- Exercise material:
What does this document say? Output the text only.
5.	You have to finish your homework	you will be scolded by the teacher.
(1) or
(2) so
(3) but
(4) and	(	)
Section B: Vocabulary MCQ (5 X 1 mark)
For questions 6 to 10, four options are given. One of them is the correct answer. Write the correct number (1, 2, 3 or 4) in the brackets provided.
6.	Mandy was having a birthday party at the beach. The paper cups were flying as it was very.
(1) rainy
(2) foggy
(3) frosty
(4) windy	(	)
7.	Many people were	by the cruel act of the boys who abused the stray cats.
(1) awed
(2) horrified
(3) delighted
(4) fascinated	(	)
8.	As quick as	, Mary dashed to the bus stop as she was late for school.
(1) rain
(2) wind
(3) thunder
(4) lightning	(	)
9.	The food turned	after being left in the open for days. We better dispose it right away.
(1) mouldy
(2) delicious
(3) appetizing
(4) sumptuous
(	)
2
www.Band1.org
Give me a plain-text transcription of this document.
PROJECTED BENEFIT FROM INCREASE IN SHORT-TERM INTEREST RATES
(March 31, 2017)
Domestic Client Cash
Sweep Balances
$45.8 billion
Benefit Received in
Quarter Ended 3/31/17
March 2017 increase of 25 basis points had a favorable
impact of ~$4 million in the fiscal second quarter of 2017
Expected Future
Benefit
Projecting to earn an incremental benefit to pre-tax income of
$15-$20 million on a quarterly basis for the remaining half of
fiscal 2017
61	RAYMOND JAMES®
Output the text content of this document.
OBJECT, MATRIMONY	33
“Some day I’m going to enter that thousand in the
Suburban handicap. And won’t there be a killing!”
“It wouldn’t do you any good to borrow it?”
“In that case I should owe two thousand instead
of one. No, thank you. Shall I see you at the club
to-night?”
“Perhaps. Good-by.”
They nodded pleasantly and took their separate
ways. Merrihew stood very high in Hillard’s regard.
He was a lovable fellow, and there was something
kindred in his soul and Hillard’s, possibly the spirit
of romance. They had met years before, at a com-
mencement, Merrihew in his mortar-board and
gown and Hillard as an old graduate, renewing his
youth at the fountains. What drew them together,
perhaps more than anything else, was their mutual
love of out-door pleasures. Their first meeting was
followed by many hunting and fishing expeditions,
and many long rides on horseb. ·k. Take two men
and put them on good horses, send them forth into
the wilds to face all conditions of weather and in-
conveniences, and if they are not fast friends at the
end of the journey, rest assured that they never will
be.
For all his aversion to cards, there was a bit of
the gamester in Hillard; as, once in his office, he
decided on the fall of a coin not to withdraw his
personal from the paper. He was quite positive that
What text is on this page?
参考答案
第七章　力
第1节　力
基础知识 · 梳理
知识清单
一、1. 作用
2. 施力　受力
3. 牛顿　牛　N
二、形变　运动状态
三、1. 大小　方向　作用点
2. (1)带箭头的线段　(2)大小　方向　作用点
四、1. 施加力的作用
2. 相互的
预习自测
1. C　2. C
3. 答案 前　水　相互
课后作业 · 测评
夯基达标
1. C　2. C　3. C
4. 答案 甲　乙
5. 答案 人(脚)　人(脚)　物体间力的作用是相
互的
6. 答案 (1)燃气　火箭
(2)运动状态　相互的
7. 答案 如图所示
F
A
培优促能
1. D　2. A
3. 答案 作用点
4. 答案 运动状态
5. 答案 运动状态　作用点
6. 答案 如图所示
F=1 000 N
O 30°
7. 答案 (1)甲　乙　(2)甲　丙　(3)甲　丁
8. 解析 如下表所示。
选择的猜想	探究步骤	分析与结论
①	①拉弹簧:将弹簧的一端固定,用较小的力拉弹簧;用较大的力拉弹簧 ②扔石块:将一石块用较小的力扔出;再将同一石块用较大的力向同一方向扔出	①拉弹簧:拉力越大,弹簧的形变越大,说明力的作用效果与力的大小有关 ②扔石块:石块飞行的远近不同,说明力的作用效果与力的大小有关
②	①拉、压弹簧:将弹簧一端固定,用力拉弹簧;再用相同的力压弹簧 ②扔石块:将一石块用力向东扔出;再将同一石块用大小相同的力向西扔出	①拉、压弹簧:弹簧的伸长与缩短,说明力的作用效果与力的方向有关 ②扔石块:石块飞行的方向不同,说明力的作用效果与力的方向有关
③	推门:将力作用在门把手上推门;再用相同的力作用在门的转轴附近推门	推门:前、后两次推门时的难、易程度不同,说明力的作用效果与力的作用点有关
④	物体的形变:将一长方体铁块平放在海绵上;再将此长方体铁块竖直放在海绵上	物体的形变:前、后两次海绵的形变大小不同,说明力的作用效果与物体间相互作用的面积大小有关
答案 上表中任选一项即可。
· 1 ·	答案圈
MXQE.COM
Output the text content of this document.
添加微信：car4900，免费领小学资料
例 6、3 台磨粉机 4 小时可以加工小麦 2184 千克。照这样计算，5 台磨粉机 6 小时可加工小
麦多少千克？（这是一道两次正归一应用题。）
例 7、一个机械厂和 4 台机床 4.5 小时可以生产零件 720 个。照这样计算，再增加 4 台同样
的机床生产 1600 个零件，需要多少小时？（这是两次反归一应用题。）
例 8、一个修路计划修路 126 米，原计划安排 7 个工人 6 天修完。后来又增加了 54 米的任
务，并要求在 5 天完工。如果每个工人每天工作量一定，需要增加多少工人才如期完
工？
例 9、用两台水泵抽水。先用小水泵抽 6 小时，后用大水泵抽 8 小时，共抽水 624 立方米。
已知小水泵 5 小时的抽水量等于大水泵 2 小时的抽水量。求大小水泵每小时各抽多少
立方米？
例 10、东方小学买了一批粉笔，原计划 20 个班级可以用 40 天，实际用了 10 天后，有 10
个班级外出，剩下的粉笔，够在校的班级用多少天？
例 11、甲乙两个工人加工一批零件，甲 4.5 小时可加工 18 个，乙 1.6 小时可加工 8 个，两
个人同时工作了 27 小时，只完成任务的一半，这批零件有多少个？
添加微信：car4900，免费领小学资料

- What needs to be done:
Quote every line of the data, word for word.

- Task response:
What does this document say? Output the text only.
5.	You have to finish your homework	you will be scolded by the teacher.
(1) or
(2) so
(3) but
(4) and	(	)
Section B: Vocabulary MCQ (5 X 1 mark)
For questions 6 to 10, four options are given. One of them is the correct answer. Write the correct number (1, 2, 3 or 4) in the brackets provided.
6.	Mandy was having a birthday party at the beach. The paper cups were flying as it was very.
(1) rainy
(2) foggy
(3) frosty
(4) windy	(	)
7.	Many people were	by the cruel act of the boys who abused the stray cats.
(1) awed
(2) horrified
(3) delighted
(4) fascinated	(	)
8.	As quick as	, Mary dashed to the bus stop as she was late for school.
(1) rain
(2) wind
(3) thunder
(4) lightning	(	)
9.	The food turned	after being left in the open for days. We better dispose it right away.
(1) mouldy
(2) delicious
(3) appetizing
(4) sumptuous
(	)
2
www.Band1.org
Give me a plain-text transcription of this document.
PROJECTED BENEFIT FROM INCREASE IN SHORT-TERM INTEREST RATES
(March 31, 2017)
Domestic Client Cash
Sweep Balances
$45.8 billion
Benefit Received in
Quarter Ended 3/31/17
March 2017 increase of 25 basis points had a favorable
impact of ~$4 million in the fiscal second quarter of 2017
Expected Future
Benefit
Projecting to earn an incremental benefit to pre-tax income of
$15-$20 million on a quarterly basis for the remaining half of
fiscal 2017
61	RAYMOND JAMES®
Output the text content of this document.
OBJECT, MATRIMONY	33
“Some day I’m going to enter that thousand in the
Suburban handicap. And won’t there be a killing!”
“It wouldn’t do you any good to borrow it?”
“In that case I should owe two thousand instead
of one. No, thank you. Shall I see you at the club
to-night?”
“Perhaps. Good-by.”
They nodded pleasantly and took their separate
ways. Merrihew stood very high in Hillard’s regard.
He was a lovable fellow, and there was something
kindred in his soul and Hillard’s, possibly the spirit
of romance. They had met years before, at a com-
mencement, Merrihew in his mortar-board and
gown and Hillard as an old graduate, renewing his
youth at the fountains. What drew them together,
perhaps more than anything else, was their mutual
love of out-door pleasures. Their first meeting was
followed by many hunting and fishing expeditions,
and many long rides on horseb. ·k. Take two men
and put them on good horses, send them forth into
the wilds to face all conditions of weather and in-
conveniences, and if they are not fast friends at the
end of the journey, rest assured that they never will
be.
For all his aversion to cards, there was a bit of
the gamester in Hillard; as, once in his office, he
decided on the fall of a coin not to withdraw his
personal from the paper. He was quite positive that
What text is on this page?
参考答案
第七章　力
第1节　力
基础知识 · 梳理
知识清单
一、1. 作用
2. 施力　受力
3. 牛顿　牛　N
二、形变　运动状态
三、1. 大小　方向　作用点
2. (1)带箭头的线段　(2)大小　方向　作用点
四、1. 施加力的作用
2. 相互的
预习自测
1. C　2. C
3. 答案 前　水　相互
课后作业 · 测评
夯基达标
1. C　2. C　3. C
4. 答案 甲　乙
5. 答案 人(脚)　人(脚)　物体间力的作用是相
互的
6. 答案 (1)燃气　火箭
(2)运动状态　相互的
7. 答案 如图所示
F
A
培优促能
1. D　2. A
3. 答案 作用点
4. 答案 运动状态
5. 答案 运动状态　作用点
6. 答案 如图所示
F=1 000 N
O 30°
7. 答案 (1)甲　乙　(2)甲　丙　(3)甲　丁
8. 解析 如下表所示。
选择的猜想	探究步骤	分析与结论
①	①拉弹簧:将弹簧的一端固定,用较小的力拉弹簧;用较大的力拉弹簧 ②扔石块:将一石块用较小的力扔出;再将同一石块用较大的力向同一方向扔出	①拉弹簧:拉力越大,弹簧的形变越大,说明力的作用效果与力的大小有关 ②扔石块:石块飞行的远近不同,说明力的作用效果与力的大小有关
②	①拉、压弹簧:将弹簧一端固定,用力拉弹簧;再用相同的力压弹簧 ②扔石块:将一石块用力向东扔出;再将同一石块用大小相同的力向西扔出	①拉、压弹簧:弹簧的伸长与缩短,说明力的作用效果与力的方向有关 ②扔石块:石块飞行的方向不同,说明力的作用效果与力的方向有关
③	推门:将力作用在门把手上推门;再用相同的力作用在门的转轴附近推门	推门:前、后两次推门时的难、易程度不同,说明力的作用效果与力的作用点有关
④	物体的形变:将一长方体铁块平放在海绵上;再将此长方体铁块竖直放在海绵上	物体的形变:前、后两次海绵的形变大小不同,说明力的作用效果与物体间相互作用的面积大小有关
答案 上表中任选一项即可。
· 1 ·	答案圈
MXQE.COM
Output the text content of this document.
添加微信：car4900，免费领小学资料
例 6、3 台磨粉机 4 小时可以加工小麦 2184 千克。照这样计算，5 台磨粉机 6 小时可加工小
麦多少千克？（这是一道两次正归一应用题。）
例 7、一个机械厂和 4 台机床 4.5 小时可以生产零件 720 个。照这样计算，再增加 4 台同样
的机床生产 1600 个零件，需要多少小时？（这是两次反归一应用题。）
例 8、一个修路计划修路 126 米，原计划安排 7 个工人 6 天修完。后来又增加了 54 米的任
务，并要求在 5 天完工。如果每个工人每天工作量一定，需要增加多少工人才如期完
工？
例 9、用两台水泵抽水。先用小水泵抽 6 小时，后用大水泵抽 8 小时，共抽水 624 立方米。
已知小水泵 5 小时的抽水量等于大水泵 2 小时的抽水量。求大小水泵每小时各抽多少
立方米？
例 10、东方小学买了一批粉笔，原计划 20 个班级可以用 40 天，实际用了 10 天后，有 10
个班级外出，剩下的粉笔，够在校的班级用多少天？
例 11、甲乙两个工人加工一批零件，甲 4.5 小时可加工 18 个，乙 1.6 小时可加工 8 个，两
个人同时工作了 27 小时，只完成任务的一半，这批零件有多少个？
添加微信：car4900，免费领小学资料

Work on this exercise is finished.